(Dataset records):
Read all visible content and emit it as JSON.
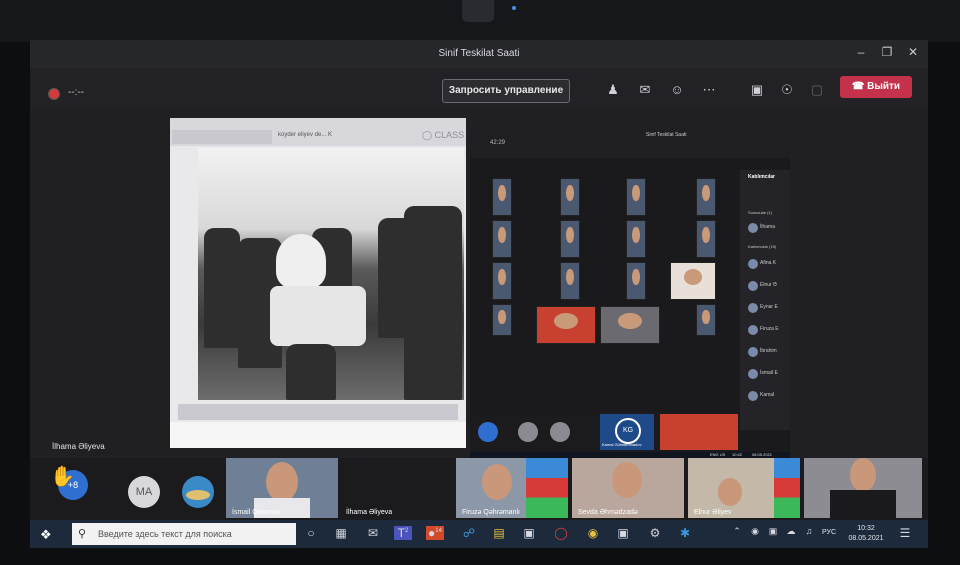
{
  "app": {
    "window_title": "Sinif Teskilat Saati",
    "timer": "--:--"
  },
  "toolbar": {
    "request_control_label": "Запросить управление",
    "leave_label": "Выйти"
  },
  "shared": {
    "header_text": "koyder eliyev de... K",
    "logo_text": "CLASS",
    "presenter_name": "İlhama Əliyeva"
  },
  "nested": {
    "title": "Sinif Teskilat Saati",
    "timer": "42:29",
    "sidebar_title": "Katılımcılar",
    "section_1": "Sunucular (1)",
    "section_2": "Katılımcılar (15)",
    "entries": [
      "İlhama",
      "Afina K",
      "Elnur Ə",
      "Eynar E",
      "Firuza E",
      "İbrahim",
      "İsmail E",
      "Kamal"
    ],
    "speaker_initials": "KG",
    "speaker_name": "Kamal Gülmammadov",
    "tray_lang": "ENG US",
    "tray_time": "10:42",
    "tray_date": "08.05.2021"
  },
  "strip": {
    "hand_count": "+8",
    "ma_initials": "MA",
    "tiles": [
      {
        "name": "İsmail Qasımov",
        "color": "#6f7f95"
      },
      {
        "name": "İlhama Əliyeva",
        "color": "#1b1b1e"
      },
      {
        "name": "Firuzə Qəhrəmanlı",
        "color": "#8c97a8"
      },
      {
        "name": "Sevda Əhmədzadə",
        "color": "#b9a69c"
      },
      {
        "name": "Elnur Əliyev",
        "color": "#c4b9a8"
      },
      {
        "name": "",
        "color": "#8c8c92"
      }
    ]
  },
  "taskbar": {
    "search_placeholder": "Введите здесь текст для поиска",
    "lang": "РУС",
    "time": "10:32",
    "date": "08.05.2021",
    "badge_1": "2",
    "badge_2": "14"
  }
}
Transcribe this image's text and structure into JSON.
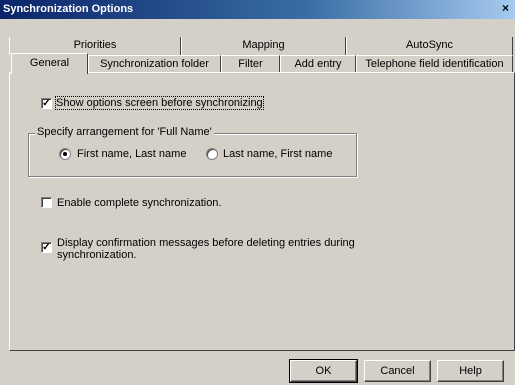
{
  "window": {
    "title": "Synchronization Options",
    "close_glyph": "×"
  },
  "tabs_back": [
    "Priorities",
    "Mapping",
    "AutoSync"
  ],
  "tabs_front": [
    "General",
    "Synchronization folder",
    "Filter",
    "Add entry",
    "Telephone field identification"
  ],
  "selected_tab": "General",
  "options": {
    "show_options": {
      "label": "Show options screen before synchronizing",
      "checked": true
    },
    "name_group": {
      "title": "Specify arrangement for 'Full Name'",
      "first_last": {
        "label": "First name, Last name",
        "selected": true
      },
      "last_first": {
        "label": "Last name, First name",
        "selected": false
      }
    },
    "complete_sync": {
      "label": "Enable complete synchronization.",
      "checked": false
    },
    "confirm_delete": {
      "label_line1": "Display confirmation messages before deleting entries during",
      "label_line2": "synchronization.",
      "checked": true
    }
  },
  "buttons": {
    "ok": "OK",
    "cancel": "Cancel",
    "help": "Help"
  },
  "check_glyph": "✓"
}
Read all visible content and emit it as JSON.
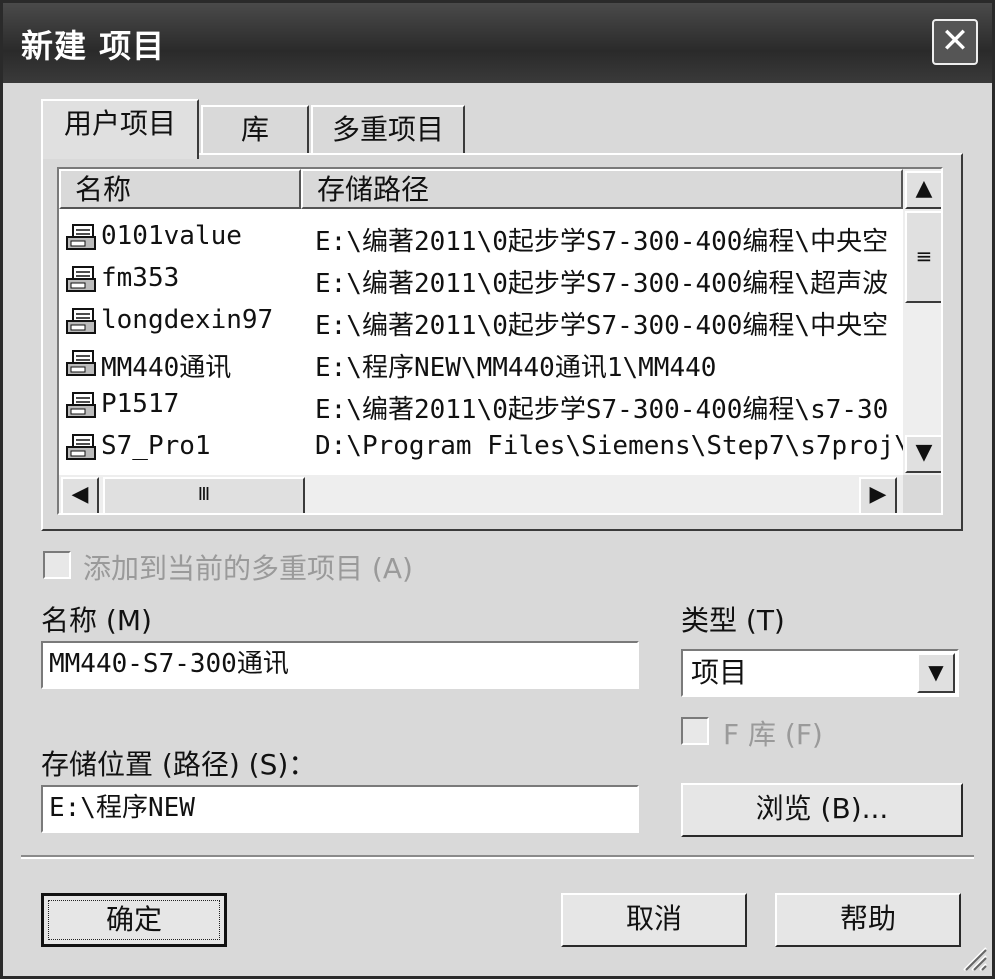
{
  "window": {
    "title": "新建 项目",
    "close_glyph": "✕"
  },
  "tabs": [
    {
      "label": "用户项目",
      "active": true
    },
    {
      "label": "库",
      "active": false
    },
    {
      "label": "多重项目",
      "active": false
    }
  ],
  "list": {
    "columns": [
      "名称",
      "存储路径"
    ],
    "rows": [
      {
        "name": "0101value",
        "path": "E:\\编著2011\\0起步学S7-300-400编程\\中央空",
        "icon": "project-icon"
      },
      {
        "name": "fm353",
        "path": "E:\\编著2011\\0起步学S7-300-400编程\\超声波",
        "icon": "project-icon"
      },
      {
        "name": "longdexin97",
        "path": "E:\\编著2011\\0起步学S7-300-400编程\\中央空",
        "icon": "project-icon"
      },
      {
        "name": "MM440通讯",
        "path": "E:\\程序NEW\\MM440通讯1\\MM440",
        "icon": "project-icon"
      },
      {
        "name": "P1517",
        "path": "E:\\编著2011\\0起步学S7-300-400编程\\s7-30",
        "icon": "project-icon"
      },
      {
        "name": "S7_Pro1",
        "path": "D:\\Program Files\\Siemens\\Step7\\s7proj\\S",
        "icon": "project-icon"
      }
    ],
    "scroll_up": "▲",
    "scroll_down": "▼",
    "scroll_left": "◀",
    "scroll_right": "▶",
    "grip_glyph": "≡",
    "hgrip_glyph": "Ⅲ"
  },
  "add_multiproject": {
    "label": "添加到当前的多重项目 (A)",
    "checked": false,
    "enabled": false
  },
  "name_field": {
    "label": "名称 (M)",
    "value": "MM440-S7-300通讯"
  },
  "type_field": {
    "label": "类型 (T)",
    "value": "项目",
    "arrow": "▼"
  },
  "f_library": {
    "label": "F 库 (F)",
    "checked": false,
    "enabled": false
  },
  "location_field": {
    "label": "存储位置 (路径) (S)：",
    "value": "E:\\程序NEW"
  },
  "buttons": {
    "browse": "浏览 (B)...",
    "ok": "确定",
    "cancel": "取消",
    "help": "帮助"
  }
}
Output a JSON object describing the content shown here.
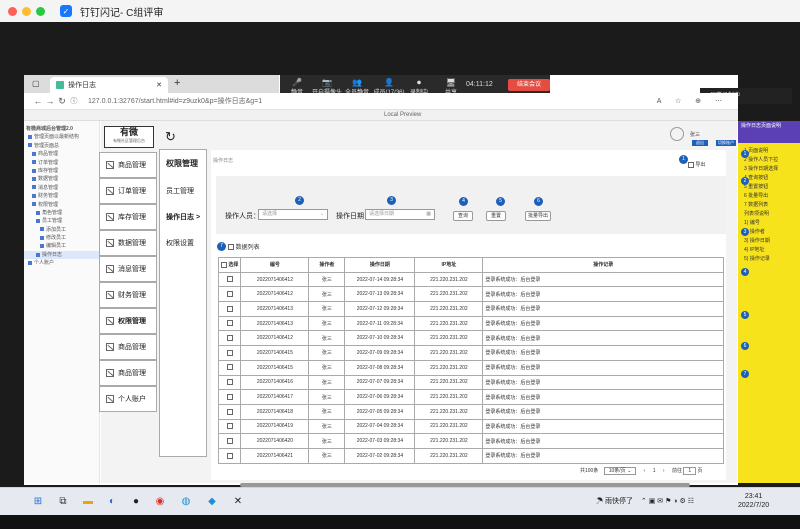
{
  "window": {
    "title": "钉钉闪记- C组评审"
  },
  "meeting": {
    "items": [
      {
        "label": "静音",
        "icon": "🎤"
      },
      {
        "label": "开启摄像头",
        "icon": "📷"
      },
      {
        "label": "全员静音",
        "icon": "👥"
      },
      {
        "label": "成员(17/36)",
        "icon": "👤"
      },
      {
        "label": "录制中",
        "icon": "⏺"
      },
      {
        "label": "共享",
        "icon": "🖥"
      }
    ],
    "timer": "04:11:12",
    "end_label": "结束会议",
    "recording": "屏幕录制中"
  },
  "browser": {
    "tab_title": "操作日志",
    "url": "127.0.0.1:32767/start.html#id=z9uzk0&p=操作日志&g=1",
    "preview_label": "Local Preview"
  },
  "tree": {
    "root": "有微商城后台管理2.0",
    "items": [
      "管理页面以最新结构",
      "管理页面总",
      "商品管理",
      "订单管理",
      "库存管理",
      "数据管理",
      "消息管理",
      "财务管理",
      "权限管理",
      "角色管理",
      "员工管理",
      "添加员工",
      "修改员工",
      "编辑员工",
      "操作日志",
      "个人账户"
    ]
  },
  "app": {
    "logo_title": "有微",
    "logo_sub": "有微社区管理后台",
    "menu": [
      "商品管理",
      "订单管理",
      "库存管理",
      "数据管理",
      "消息管理",
      "财务管理",
      "权限管理",
      "商品管理",
      "商品管理",
      "个人账户"
    ],
    "submenu_title": "权限管理",
    "submenu": [
      "员工管理",
      "操作日志 >",
      "权限设置"
    ],
    "header_user": "张三",
    "header_btn1": "退出",
    "header_btn2": "切换账户",
    "breadcrumb": "操作日志",
    "export_label": "导出",
    "search": {
      "operator_label": "操作人员：",
      "operator_placeholder": "请选择",
      "date_label": "操作日期：",
      "date_placeholder": "请选择日期",
      "query": "查询",
      "reset": "重置",
      "batch_export": "批量导出"
    },
    "data_list_label": "数据列表",
    "table": {
      "headers": [
        "选择",
        "编号",
        "操作者",
        "操作日期",
        "IP地址",
        "操作记录"
      ],
      "rows": [
        [
          "2022071406412",
          "张三",
          "2022-07-14 09:28:34",
          "221.220.231.202",
          "登录系统成功：后台登录"
        ],
        [
          "2022071406412",
          "张三",
          "2022-07-13 09:28:34",
          "221.220.231.202",
          "登录系统成功：后台登录"
        ],
        [
          "2022071406413",
          "张三",
          "2022-07-12 09:28:34",
          "221.220.231.202",
          "登录系统成功：后台登录"
        ],
        [
          "2022071406413",
          "张三",
          "2022-07-11 09:28:34",
          "221.220.231.202",
          "登录系统成功：后台登录"
        ],
        [
          "2022071406412",
          "张三",
          "2022-07-10 09:28:34",
          "221.220.231.202",
          "登录系统成功：后台登录"
        ],
        [
          "2022071406415",
          "张三",
          "2022-07-09 09:28:34",
          "221.220.231.202",
          "登录系统成功：后台登录"
        ],
        [
          "2022071406415",
          "张三",
          "2022-07-08 09:28:34",
          "221.220.231.202",
          "登录系统成功：后台登录"
        ],
        [
          "2022071406416",
          "张三",
          "2022-07-07 09:28:34",
          "221.220.231.202",
          "登录系统成功：后台登录"
        ],
        [
          "2022071406417",
          "张三",
          "2022-07-06 09:28:34",
          "221.220.231.202",
          "登录系统成功：后台登录"
        ],
        [
          "2022071406418",
          "张三",
          "2022-07-05 09:28:34",
          "221.220.231.202",
          "登录系统成功：后台登录"
        ],
        [
          "2022071406419",
          "张三",
          "2022-07-04 09:28:34",
          "221.220.231.202",
          "登录系统成功：后台登录"
        ],
        [
          "2022071406420",
          "张三",
          "2022-07-03 09:28:34",
          "221.220.231.202",
          "登录系统成功：后台登录"
        ],
        [
          "2022071406421",
          "张三",
          "2022-07-02 09:28:34",
          "221.220.231.202",
          "登录系统成功：后台登录"
        ]
      ]
    },
    "pager": {
      "total": "共100条",
      "size": "10条/页",
      "page": "1",
      "goto": "前往",
      "goto_page": "1",
      "goto_suffix": "页"
    }
  },
  "notes": {
    "head": "操作日志页面说明",
    "lines": [
      "1 页面说明",
      "2 操作人员下拉",
      "3 操作日期选择",
      "4 查询按钮",
      "5 重置按钮",
      "6 批量导出",
      "7 数据列表",
      "列表项说明",
      "1) 编号",
      "2) 操作者",
      "3) 操作日期",
      "4) IP地址",
      "5) 操作记录"
    ]
  },
  "taskbar": {
    "tray_text": "雨快停了",
    "time": "23:41",
    "date": "2022/7/20"
  }
}
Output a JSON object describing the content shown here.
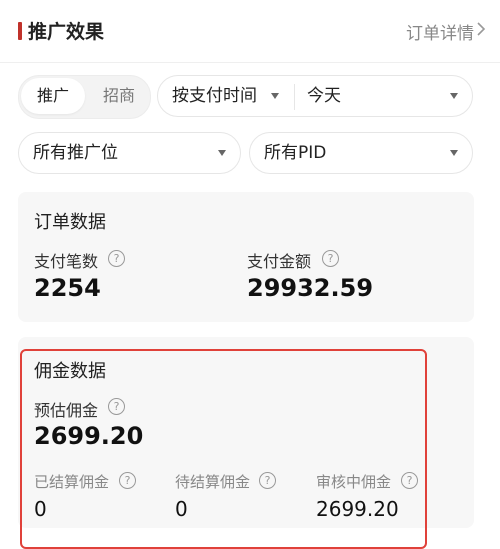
{
  "header": {
    "title": "推广效果",
    "link": "订单详情",
    "accent_color": "#c0322b"
  },
  "filters": {
    "segment": {
      "active": "推广",
      "inactive": "招商"
    },
    "pay_time": {
      "label": "按支付时间"
    },
    "date": {
      "label": "今天"
    },
    "position": {
      "label": "所有推广位"
    },
    "pid": {
      "label": "所有PID"
    }
  },
  "order_card": {
    "title": "订单数据",
    "metrics": [
      {
        "label": "支付笔数",
        "value": "2254"
      },
      {
        "label": "支付金额",
        "value": "29932.59"
      }
    ]
  },
  "commission_card": {
    "title": "佣金数据",
    "main": {
      "label": "预估佣金",
      "value": "2699.20"
    },
    "subs": [
      {
        "label": "已结算佣金",
        "value": "0"
      },
      {
        "label": "待结算佣金",
        "value": "0"
      },
      {
        "label": "审核中佣金",
        "value": "2699.20"
      }
    ],
    "highlight_color": "#e0413a"
  },
  "icons": {
    "help": "?"
  }
}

(WHAT TO PRODUCE):
Note how many lines of the material contain the string "İlhama". Then report that number by itself.

(FINAL RESULT):
3